**DIRECTIVE**
Copy every record word for word.

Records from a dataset
·····

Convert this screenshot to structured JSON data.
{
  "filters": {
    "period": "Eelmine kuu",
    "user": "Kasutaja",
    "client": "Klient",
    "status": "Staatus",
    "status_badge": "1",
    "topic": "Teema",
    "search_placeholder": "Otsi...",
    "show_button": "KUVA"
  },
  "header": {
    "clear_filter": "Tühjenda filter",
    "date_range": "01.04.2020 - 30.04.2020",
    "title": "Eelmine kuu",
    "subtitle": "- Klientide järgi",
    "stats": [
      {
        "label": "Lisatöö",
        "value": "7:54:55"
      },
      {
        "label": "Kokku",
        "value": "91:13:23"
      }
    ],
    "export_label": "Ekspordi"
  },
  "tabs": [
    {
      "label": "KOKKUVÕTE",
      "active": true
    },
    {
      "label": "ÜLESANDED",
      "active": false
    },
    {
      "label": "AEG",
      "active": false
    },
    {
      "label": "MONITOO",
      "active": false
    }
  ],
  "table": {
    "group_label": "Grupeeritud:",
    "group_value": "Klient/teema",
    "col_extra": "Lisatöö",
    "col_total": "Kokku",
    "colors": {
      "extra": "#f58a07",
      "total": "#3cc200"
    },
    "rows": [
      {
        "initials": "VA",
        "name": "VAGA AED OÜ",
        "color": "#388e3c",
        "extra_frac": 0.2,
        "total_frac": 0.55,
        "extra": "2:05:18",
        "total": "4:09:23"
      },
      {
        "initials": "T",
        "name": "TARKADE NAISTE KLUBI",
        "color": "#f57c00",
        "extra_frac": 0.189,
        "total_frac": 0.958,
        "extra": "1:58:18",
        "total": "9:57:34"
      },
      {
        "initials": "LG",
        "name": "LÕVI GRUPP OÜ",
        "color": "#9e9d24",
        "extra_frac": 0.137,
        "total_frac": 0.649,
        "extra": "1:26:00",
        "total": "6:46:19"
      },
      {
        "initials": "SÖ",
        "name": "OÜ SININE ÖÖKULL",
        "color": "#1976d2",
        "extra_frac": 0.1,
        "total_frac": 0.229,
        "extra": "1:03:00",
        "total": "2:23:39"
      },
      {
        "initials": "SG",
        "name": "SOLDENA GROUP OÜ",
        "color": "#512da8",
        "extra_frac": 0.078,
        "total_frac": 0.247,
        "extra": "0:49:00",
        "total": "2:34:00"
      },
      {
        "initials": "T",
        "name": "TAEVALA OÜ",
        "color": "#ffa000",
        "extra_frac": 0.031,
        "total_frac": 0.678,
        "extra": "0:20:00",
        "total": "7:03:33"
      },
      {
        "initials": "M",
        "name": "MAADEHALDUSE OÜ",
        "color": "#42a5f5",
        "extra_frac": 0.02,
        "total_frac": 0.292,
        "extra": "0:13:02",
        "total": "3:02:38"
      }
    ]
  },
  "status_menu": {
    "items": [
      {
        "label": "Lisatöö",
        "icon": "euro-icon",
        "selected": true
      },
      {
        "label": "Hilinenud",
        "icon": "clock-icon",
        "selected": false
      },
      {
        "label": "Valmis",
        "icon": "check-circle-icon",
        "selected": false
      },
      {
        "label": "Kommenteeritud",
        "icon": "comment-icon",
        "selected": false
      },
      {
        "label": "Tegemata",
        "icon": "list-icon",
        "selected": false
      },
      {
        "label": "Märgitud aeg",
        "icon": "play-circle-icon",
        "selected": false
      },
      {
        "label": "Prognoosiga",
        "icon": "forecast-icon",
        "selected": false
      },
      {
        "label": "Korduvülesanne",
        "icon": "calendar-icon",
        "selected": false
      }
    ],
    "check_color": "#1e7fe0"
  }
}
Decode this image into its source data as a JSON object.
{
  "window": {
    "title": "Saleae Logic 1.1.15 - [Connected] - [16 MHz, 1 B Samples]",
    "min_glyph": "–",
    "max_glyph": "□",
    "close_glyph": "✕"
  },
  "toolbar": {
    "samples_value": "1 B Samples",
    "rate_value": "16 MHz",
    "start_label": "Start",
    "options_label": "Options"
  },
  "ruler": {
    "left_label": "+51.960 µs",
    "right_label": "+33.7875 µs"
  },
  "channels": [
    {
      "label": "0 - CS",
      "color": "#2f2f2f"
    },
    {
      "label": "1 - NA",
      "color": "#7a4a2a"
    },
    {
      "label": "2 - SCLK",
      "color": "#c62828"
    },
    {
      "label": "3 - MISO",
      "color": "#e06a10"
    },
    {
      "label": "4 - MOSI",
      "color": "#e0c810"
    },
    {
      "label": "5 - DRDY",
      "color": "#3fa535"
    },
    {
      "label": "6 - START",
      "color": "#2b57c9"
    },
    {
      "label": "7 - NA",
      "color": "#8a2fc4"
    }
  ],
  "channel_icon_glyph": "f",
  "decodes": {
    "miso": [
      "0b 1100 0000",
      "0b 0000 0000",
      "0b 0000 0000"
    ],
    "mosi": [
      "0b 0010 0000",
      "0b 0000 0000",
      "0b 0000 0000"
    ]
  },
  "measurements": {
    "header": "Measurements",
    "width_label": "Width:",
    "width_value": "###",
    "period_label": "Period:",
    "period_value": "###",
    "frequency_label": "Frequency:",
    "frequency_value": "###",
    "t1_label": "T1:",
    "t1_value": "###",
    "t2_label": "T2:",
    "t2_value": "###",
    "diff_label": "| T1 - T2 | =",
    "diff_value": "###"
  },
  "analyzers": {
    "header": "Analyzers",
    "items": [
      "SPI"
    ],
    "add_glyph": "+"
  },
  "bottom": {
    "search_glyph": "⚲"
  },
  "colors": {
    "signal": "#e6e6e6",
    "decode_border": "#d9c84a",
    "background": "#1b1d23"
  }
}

·····

**RESULT FOR THIS EXERCISE**
Convert this screenshot to structured JSON data.
{
  "filters": {
    "period": "Eelmine kuu",
    "user": "Kasutaja",
    "client": "Klient",
    "status": "Staatus",
    "status_badge": "1",
    "topic": "Teema",
    "search_placeholder": "Otsi...",
    "show_button": "KUVA"
  },
  "header": {
    "clear_filter": "Tühjenda filter",
    "date_range": "01.04.2020 - 30.04.2020",
    "title": "Eelmine kuu",
    "subtitle": "- Klientide järgi",
    "stats": [
      {
        "label": "Lisatöö",
        "value": "7:54:55"
      },
      {
        "label": "Kokku",
        "value": "91:13:23"
      }
    ],
    "export_label": "Ekspordi"
  },
  "tabs": [
    {
      "label": "KOKKUVÕTE",
      "active": true
    },
    {
      "label": "ÜLESANDED",
      "active": false
    },
    {
      "label": "AEG",
      "active": false
    },
    {
      "label": "MONITOO",
      "active": false
    }
  ],
  "table": {
    "group_label": "Grupeeritud:",
    "group_value": "Klient/teema",
    "col_extra": "Lisatöö",
    "col_total": "Kokku",
    "colors": {
      "extra": "#f58a07",
      "total": "#3cc200"
    },
    "rows": [
      {
        "initials": "VA",
        "name": "VAGA AED OÜ",
        "color": "#388e3c",
        "extra_frac": 0.2,
        "total_frac": 0.55,
        "extra": "2:05:18",
        "total": "4:09:23"
      },
      {
        "initials": "T",
        "name": "TARKADE NAISTE KLUBI",
        "color": "#f57c00",
        "extra_frac": 0.189,
        "total_frac": 0.958,
        "extra": "1:58:18",
        "total": "9:57:34"
      },
      {
        "initials": "LG",
        "name": "LÕVI GRUPP OÜ",
        "color": "#9e9d24",
        "extra_frac": 0.137,
        "total_frac": 0.649,
        "extra": "1:26:00",
        "total": "6:46:19"
      },
      {
        "initials": "SÖ",
        "name": "OÜ SININE ÖÖKULL",
        "color": "#1976d2",
        "extra_frac": 0.1,
        "total_frac": 0.229,
        "extra": "1:03:00",
        "total": "2:23:39"
      },
      {
        "initials": "SG",
        "name": "SOLDENA GROUP OÜ",
        "color": "#512da8",
        "extra_frac": 0.078,
        "total_frac": 0.247,
        "extra": "0:49:00",
        "total": "2:34:00"
      },
      {
        "initials": "T",
        "name": "TAEVALA OÜ",
        "color": "#ffa000",
        "extra_frac": 0.031,
        "total_frac": 0.678,
        "extra": "0:20:00",
        "total": "7:03:33"
      },
      {
        "initials": "M",
        "name": "MAADEHALDUSE OÜ",
        "color": "#42a5f5",
        "extra_frac": 0.02,
        "total_frac": 0.292,
        "extra": "0:13:02",
        "total": "3:02:38"
      }
    ]
  },
  "status_menu": {
    "items": [
      {
        "label": "Lisatöö",
        "icon": "euro-icon",
        "selected": true
      },
      {
        "label": "Hilinenud",
        "icon": "clock-icon",
        "selected": false
      },
      {
        "label": "Valmis",
        "icon": "check-circle-icon",
        "selected": false
      },
      {
        "label": "Kommenteeritud",
        "icon": "comment-icon",
        "selected": false
      },
      {
        "label": "Tegemata",
        "icon": "list-icon",
        "selected": false
      },
      {
        "label": "Märgitud aeg",
        "icon": "play-circle-icon",
        "selected": false
      },
      {
        "label": "Prognoosiga",
        "icon": "forecast-icon",
        "selected": false
      },
      {
        "label": "Korduvülesanne",
        "icon": "calendar-icon",
        "selected": false
      }
    ],
    "check_color": "#1e7fe0"
  }
}
Decode this image into its source data as a JSON object.
{
  "window": {
    "title": "Saleae Logic 1.1.15 - [Connected] - [16 MHz, 1 B Samples]",
    "min_glyph": "–",
    "max_glyph": "□",
    "close_glyph": "✕"
  },
  "toolbar": {
    "samples_value": "1 B Samples",
    "rate_value": "16 MHz",
    "start_label": "Start",
    "options_label": "Options"
  },
  "ruler": {
    "left_label": "+51.960 µs",
    "right_label": "+33.7875 µs"
  },
  "channels": [
    {
      "label": "0 - CS",
      "color": "#2f2f2f"
    },
    {
      "label": "1 - NA",
      "color": "#7a4a2a"
    },
    {
      "label": "2 - SCLK",
      "color": "#c62828"
    },
    {
      "label": "3 - MISO",
      "color": "#e06a10"
    },
    {
      "label": "4 - MOSI",
      "color": "#e0c810"
    },
    {
      "label": "5 - DRDY",
      "color": "#3fa535"
    },
    {
      "label": "6 - START",
      "color": "#2b57c9"
    },
    {
      "label": "7 - NA",
      "color": "#8a2fc4"
    }
  ],
  "channel_icon_glyph": "f",
  "decodes": {
    "miso": [
      "0b 1100 0000",
      "0b 0000 0000",
      "0b 0000 0000"
    ],
    "mosi": [
      "0b 0010 0000",
      "0b 0000 0000",
      "0b 0000 0000"
    ]
  },
  "measurements": {
    "header": "Measurements",
    "width_label": "Width:",
    "width_value": "###",
    "period_label": "Period:",
    "period_value": "###",
    "frequency_label": "Frequency:",
    "frequency_value": "###",
    "t1_label": "T1:",
    "t1_value": "###",
    "t2_label": "T2:",
    "t2_value": "###",
    "diff_label": "| T1 - T2 | =",
    "diff_value": "###"
  },
  "analyzers": {
    "header": "Analyzers",
    "items": [
      "SPI"
    ],
    "add_glyph": "+"
  },
  "bottom": {
    "search_glyph": "⚲"
  },
  "colors": {
    "signal": "#e6e6e6",
    "decode_border": "#d9c84a",
    "background": "#1b1d23"
  }
}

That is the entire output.